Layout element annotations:
□ □ □ □

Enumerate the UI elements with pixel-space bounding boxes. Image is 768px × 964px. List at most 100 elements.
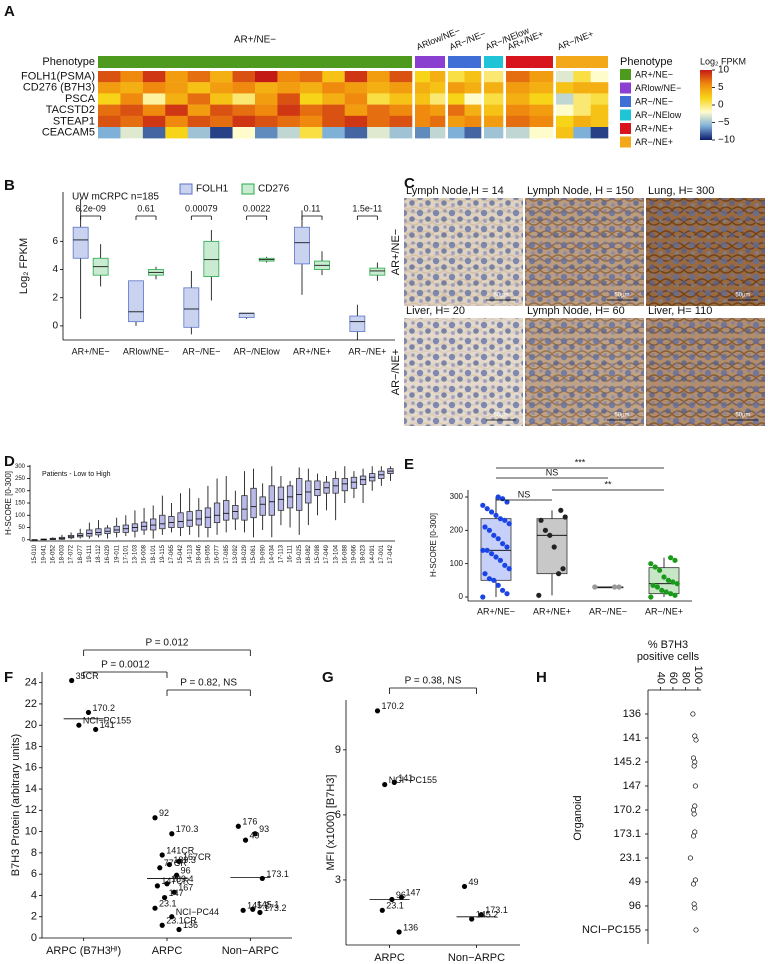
significance-label: NS [518, 489, 531, 499]
x-tick-label: 15-010 [32, 544, 38, 563]
point-label: 136 [183, 920, 198, 930]
heat-cell [506, 93, 530, 105]
data-point [670, 579, 676, 585]
data-point [480, 594, 486, 600]
point-label: NCI−PC44 [176, 907, 219, 917]
y-axis-label: H-SCORE [0-300] [429, 513, 438, 577]
x-tick-label: 18-029 [242, 544, 248, 563]
heat-cell [573, 93, 591, 105]
data-point [166, 861, 172, 868]
data-point [486, 527, 492, 533]
data-point [159, 852, 165, 858]
row-label: TACSTD2 [46, 104, 95, 116]
heat-cell [484, 127, 504, 139]
heat-cell [590, 82, 609, 94]
x-tick-label: AR+/NE+ [533, 606, 571, 616]
box [183, 287, 200, 328]
x-tick-label: 14-091 [370, 544, 376, 563]
heat-cell [506, 71, 530, 83]
data-point [691, 811, 697, 817]
heat-cell [187, 82, 211, 94]
box [369, 267, 386, 276]
heat-cell [187, 93, 211, 105]
heat-cell [367, 82, 390, 94]
point-label: 170.3 [176, 824, 199, 834]
box [250, 487, 257, 519]
x-tick-label: 16-111 [288, 544, 294, 562]
image-title: Lymph Node, H = 150 [527, 185, 634, 197]
x-tick-label: 16-088 [342, 544, 348, 563]
group-bar [556, 56, 608, 68]
data-point [398, 894, 405, 900]
group-bar [98, 56, 412, 68]
y-tick-label: 14 [25, 783, 37, 795]
box [203, 240, 220, 277]
data-point [480, 502, 486, 508]
data-point [478, 912, 484, 918]
ihc-nuclei [525, 318, 644, 426]
y-axis-label: H-SCORE [0-300] [4, 471, 13, 535]
data-point [379, 907, 385, 913]
heat-cell [529, 115, 554, 128]
legend-label: AR−/NE+ [635, 137, 673, 147]
heat-cell [322, 115, 346, 128]
heat-cell [322, 127, 346, 139]
box [294, 226, 310, 265]
x-tick-label: 18-101 [151, 544, 157, 563]
heat-cell [322, 71, 346, 83]
data-point [240, 907, 246, 913]
ihc-nuclei [404, 198, 523, 306]
heat-cell [277, 115, 301, 128]
panel-label: A [4, 3, 15, 20]
box [128, 280, 144, 323]
heat-cell [573, 71, 591, 83]
heat-cell [344, 82, 368, 94]
box [350, 476, 358, 489]
panel-label: F [4, 669, 13, 686]
x-tick-label: 14-113 [187, 544, 193, 563]
heat-cell [277, 93, 301, 105]
point-label: 49 [250, 830, 260, 840]
heat-cell [556, 115, 574, 128]
y-tick-label: 50 [18, 525, 25, 531]
x-tick-label: 15-042 [178, 544, 184, 563]
scale-bar-label: 50µm [493, 413, 508, 419]
heat-cell [232, 71, 256, 83]
box [213, 502, 221, 524]
data-point [648, 594, 654, 600]
box [238, 312, 255, 318]
point-label: 141CR [166, 845, 195, 855]
data-point [491, 532, 497, 538]
data-point [484, 547, 490, 553]
x-tick-label: ARPC (B7H3ᴴⁱ) [46, 945, 121, 957]
heat-cell [299, 93, 323, 105]
box [359, 475, 367, 486]
box [232, 505, 239, 520]
colorbar-tick-label: 5 [718, 82, 724, 93]
x-tick-label: AR−/NE− [182, 346, 220, 356]
data-point [504, 499, 510, 505]
x-tick-label: 17-042 [388, 544, 394, 563]
heat-cell [415, 93, 431, 105]
data-point [495, 536, 501, 542]
image-title: Lymph Node, H= 60 [527, 305, 625, 317]
row-label: CEACAM5 [42, 127, 95, 139]
legend-swatch [620, 96, 631, 107]
data-point [489, 551, 495, 557]
data-point [374, 708, 381, 714]
data-point [495, 582, 501, 588]
point-label: 141 [398, 773, 413, 783]
point-label: 96 [396, 890, 406, 900]
heat-cell [344, 127, 368, 139]
p-value: 1.5e-11 [352, 203, 382, 213]
x-tick-label: 19-115 [160, 544, 166, 563]
panel-label: E [404, 456, 414, 473]
y-tick-label: 200 [15, 488, 26, 494]
heat-cell [556, 82, 574, 94]
point-label: 147CR [161, 876, 190, 886]
point-label: 147 [406, 888, 421, 898]
heat-cell [556, 71, 574, 83]
heat-cell [165, 104, 189, 116]
x-tick-label: 19-041 [41, 544, 47, 563]
data-point [486, 576, 492, 582]
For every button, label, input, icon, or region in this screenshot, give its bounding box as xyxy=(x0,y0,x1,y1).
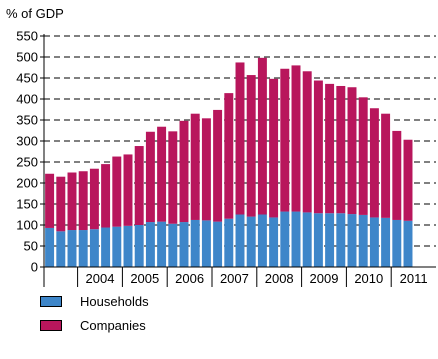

□ □ □ □

WHAT IS REQUIRED —
Extract every line of the items above and reproduce each one without any change. Omit the pictures.

SOLUTION FOR THIS PROBLEM —
Enumerate the UI elements with pixel-space bounding boxes. Image is 768px × 964px. List at most 100 elements.
significance-label: NS [518, 489, 531, 499]
x-tick-label: 15-010 [32, 544, 38, 563]
point-label: 136 [183, 920, 198, 930]
heat-cell [506, 93, 530, 105]
data-point [670, 579, 676, 585]
data-point [480, 594, 486, 600]
point-label: NCI−PC44 [176, 907, 219, 917]
y-axis-label: H-SCORE [0-300] [429, 513, 438, 577]
x-tick-label: 18-029 [242, 544, 248, 563]
heat-cell [573, 93, 591, 105]
data-point [166, 861, 172, 868]
data-point [486, 527, 492, 533]
data-point [159, 852, 165, 858]
row-label: TACSTD2 [46, 104, 95, 116]
heat-cell [484, 127, 504, 139]
heat-cell [590, 82, 609, 94]
x-tick-label: AR+/NE+ [533, 606, 571, 616]
box [183, 287, 200, 328]
x-tick-label: 14-091 [370, 544, 376, 563]
heat-cell [506, 71, 530, 83]
data-point [691, 811, 697, 817]
heat-cell [187, 82, 211, 94]
box [369, 267, 386, 276]
heat-cell [187, 93, 211, 105]
heat-cell [367, 82, 390, 94]
point-label: 170.3 [176, 824, 199, 834]
box [250, 487, 257, 519]
x-tick-label: 16-111 [288, 544, 294, 562]
image-title: Lymph Node, H = 150 [527, 185, 634, 197]
x-tick-label: 16-088 [342, 544, 348, 563]
group-bar [556, 56, 608, 68]
data-point [398, 894, 405, 900]
group-bar [98, 56, 412, 68]
y-tick-label: 14 [25, 783, 37, 795]
box [203, 240, 220, 277]
data-point [480, 502, 486, 508]
data-point [478, 912, 484, 918]
ihc-nuclei [525, 318, 644, 426]
y-axis-label: H-SCORE [0-300] [4, 471, 13, 535]
data-point [379, 907, 385, 913]
heat-cell [529, 115, 554, 128]
legend-label: AR−/NE+ [635, 137, 673, 147]
heat-cell [322, 115, 346, 128]
heat-cell [322, 127, 346, 139]
box [294, 226, 310, 265]
x-tick-label: 18-101 [151, 544, 157, 563]
heat-cell [322, 71, 346, 83]
data-point [240, 907, 246, 913]
ihc-nuclei [404, 198, 523, 306]
heat-cell [277, 115, 301, 128]
panel-label: A [4, 3, 15, 20]
box [128, 280, 144, 323]
heat-cell [573, 71, 591, 83]
heat-cell [344, 82, 368, 94]
box [350, 476, 358, 489]
panel-label: F [4, 669, 13, 686]
x-tick-label: 14-113 [187, 544, 193, 563]
heat-cell [277, 93, 301, 105]
point-label: 49 [250, 830, 260, 840]
heat-cell [556, 115, 574, 128]
y-tick-label: 50 [18, 525, 25, 531]
x-tick-label: 15-042 [178, 544, 184, 563]
scale-bar-label: 50µm [493, 413, 508, 419]
heat-cell [232, 71, 256, 83]
box [213, 502, 221, 524]
data-point [648, 594, 654, 600]
box [238, 312, 255, 318]
point-label: 141CR [166, 845, 195, 855]
data-point [491, 532, 497, 538]
data-point [484, 547, 490, 553]
x-tick-label: ARPC (B7H3ᴴⁱ) [46, 945, 121, 957]
heat-cell [299, 93, 323, 105]
box [359, 475, 367, 486]
box [232, 505, 239, 520]
colorbar-tick-label: 5 [718, 82, 724, 93]
x-tick-label: AR−/NE− [182, 346, 220, 356]
data-point [504, 499, 510, 505]
x-tick-label: 17-042 [388, 544, 394, 563]
heat-cell [415, 93, 431, 105]
data-point [495, 536, 501, 542]
image-title: Lymph Node, H= 60 [527, 305, 625, 317]
row-label: CEACAM5 [42, 127, 95, 139]
legend-swatch [620, 96, 631, 107]
data-point [489, 551, 495, 557]
data-point [374, 708, 381, 714]
data-point [495, 582, 501, 588]
point-label: 141 [398, 773, 413, 783]
point-label: 96 [396, 890, 406, 900]
heat-cell [344, 127, 368, 139]
p-value: 1.5e-11 [352, 203, 382, 213]
x-tick-label: 19-115 [160, 544, 166, 563]
panel-label: E [404, 456, 414, 473]
y-tick-label: 200 [15, 488, 26, 494]
heat-cell [556, 82, 574, 94]
point-label: 147CR [161, 876, 190, 886]
point-label: 147 [406, 888, 421, 898]
heat-cell [556, 71, 574, 83]
heat-cell [165, 104, 189, 116]
x-tick-label: 19-041 [41, 544, 47, 563]
data-point [486, 576, 492, 582]
For every button, label, input, icon, or region in this screenshot, give its bounding box as xyxy=(x0,y0,x1,y1).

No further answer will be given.